#### [Extracted information]
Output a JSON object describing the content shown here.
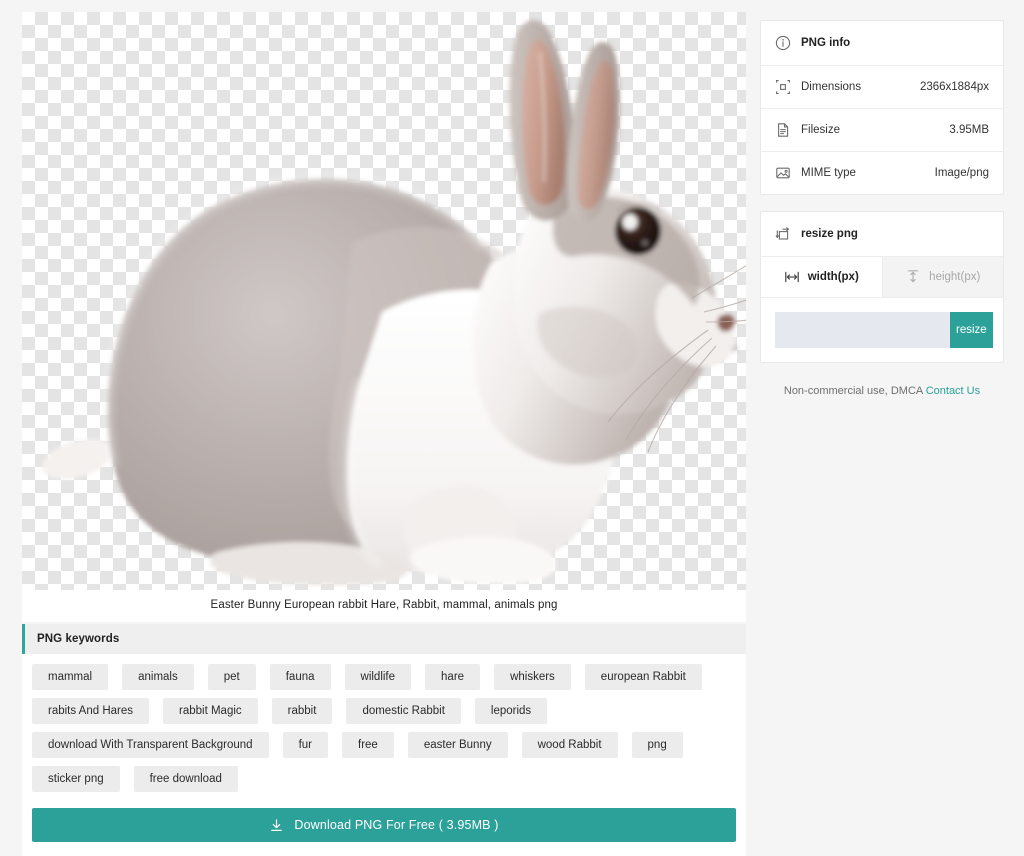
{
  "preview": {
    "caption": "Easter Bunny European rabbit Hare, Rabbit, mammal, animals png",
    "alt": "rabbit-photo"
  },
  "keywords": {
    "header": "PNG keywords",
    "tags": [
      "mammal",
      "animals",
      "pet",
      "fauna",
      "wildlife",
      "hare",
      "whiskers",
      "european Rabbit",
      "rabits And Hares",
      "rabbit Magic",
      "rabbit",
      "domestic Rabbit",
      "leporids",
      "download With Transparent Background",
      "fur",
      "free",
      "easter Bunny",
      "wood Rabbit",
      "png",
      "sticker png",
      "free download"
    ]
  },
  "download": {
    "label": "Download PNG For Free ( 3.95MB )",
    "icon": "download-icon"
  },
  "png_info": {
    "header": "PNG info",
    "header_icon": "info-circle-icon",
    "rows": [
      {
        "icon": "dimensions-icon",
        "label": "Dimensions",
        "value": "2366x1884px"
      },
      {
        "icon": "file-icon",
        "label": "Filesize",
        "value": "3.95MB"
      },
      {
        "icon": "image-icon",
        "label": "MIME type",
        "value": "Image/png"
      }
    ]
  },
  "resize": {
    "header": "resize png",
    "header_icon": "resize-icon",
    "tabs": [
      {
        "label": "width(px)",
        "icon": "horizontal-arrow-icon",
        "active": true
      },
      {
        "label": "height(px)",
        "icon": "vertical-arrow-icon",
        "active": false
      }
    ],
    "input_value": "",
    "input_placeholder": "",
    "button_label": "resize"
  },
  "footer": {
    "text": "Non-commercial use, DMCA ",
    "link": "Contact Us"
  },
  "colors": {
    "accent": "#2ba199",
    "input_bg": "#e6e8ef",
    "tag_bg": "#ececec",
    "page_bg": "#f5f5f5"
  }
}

#### [Requirements]
Reproduce the entries above word for word. Pictures stay out.

#### [Response]
Output a JSON object describing the content shown here.
{
  "preview": {
    "caption": "Easter Bunny European rabbit Hare, Rabbit, mammal, animals png",
    "alt": "rabbit-photo"
  },
  "keywords": {
    "header": "PNG keywords",
    "tags": [
      "mammal",
      "animals",
      "pet",
      "fauna",
      "wildlife",
      "hare",
      "whiskers",
      "european Rabbit",
      "rabits And Hares",
      "rabbit Magic",
      "rabbit",
      "domestic Rabbit",
      "leporids",
      "download With Transparent Background",
      "fur",
      "free",
      "easter Bunny",
      "wood Rabbit",
      "png",
      "sticker png",
      "free download"
    ]
  },
  "download": {
    "label": "Download PNG For Free ( 3.95MB )",
    "icon": "download-icon"
  },
  "png_info": {
    "header": "PNG info",
    "header_icon": "info-circle-icon",
    "rows": [
      {
        "icon": "dimensions-icon",
        "label": "Dimensions",
        "value": "2366x1884px"
      },
      {
        "icon": "file-icon",
        "label": "Filesize",
        "value": "3.95MB"
      },
      {
        "icon": "image-icon",
        "label": "MIME type",
        "value": "Image/png"
      }
    ]
  },
  "resize": {
    "header": "resize png",
    "header_icon": "resize-icon",
    "tabs": [
      {
        "label": "width(px)",
        "icon": "horizontal-arrow-icon",
        "active": true
      },
      {
        "label": "height(px)",
        "icon": "vertical-arrow-icon",
        "active": false
      }
    ],
    "input_value": "",
    "input_placeholder": "",
    "button_label": "resize"
  },
  "footer": {
    "text": "Non-commercial use, DMCA ",
    "link": "Contact Us"
  },
  "colors": {
    "accent": "#2ba199",
    "input_bg": "#e6e8ef",
    "tag_bg": "#ececec",
    "page_bg": "#f5f5f5"
  }
}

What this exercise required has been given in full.